──────── DATA FOR THIS TASK

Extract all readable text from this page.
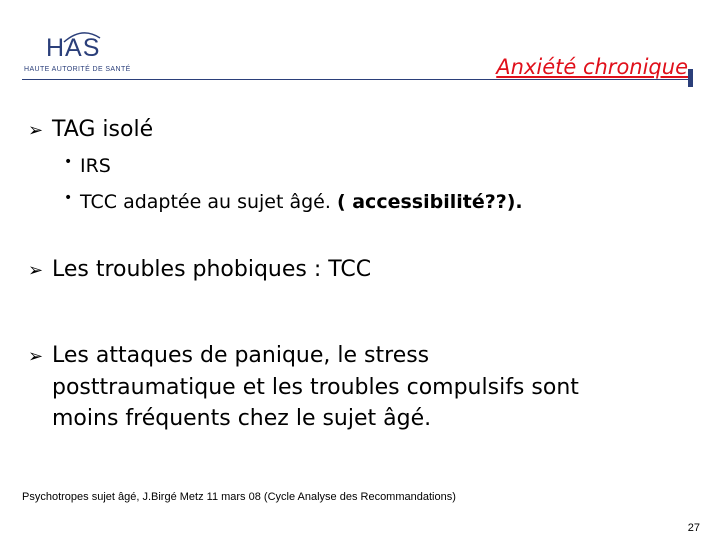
HAS
HAUTE AUTORITÉ DE SANTÉ	Anxiété chronique
➢ TAG isolé
• IRS
• TCC adaptée au sujet âgé. ( accessibilité??).
➢ Les troubles phobiques : TCC
➢ Les attaques de panique, le stress
posttraumatique et les troubles compulsifs sont
moins fréquents chez le sujet âgé.
Psychotropes sujet âgé, J.Birgé Metz 11 mars 08 (Cycle Analyse des Recommandations)
27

────────────────

Copy every record above exactly, leaving out the pictures.

Extract all readable text from this page.
HAS
HAUTE AUTORITÉ DE SANTÉ	Anxiété chronique
➢ TAG isolé
• IRS
• TCC adaptée au sujet âgé. ( accessibilité??).
➢ Les troubles phobiques : TCC
➢ Les attaques de panique, le stress
posttraumatique et les troubles compulsifs sont
moins fréquents chez le sujet âgé.
Psychotropes sujet âgé, J.Birgé Metz 11 mars 08 (Cycle Analyse des Recommandations)
27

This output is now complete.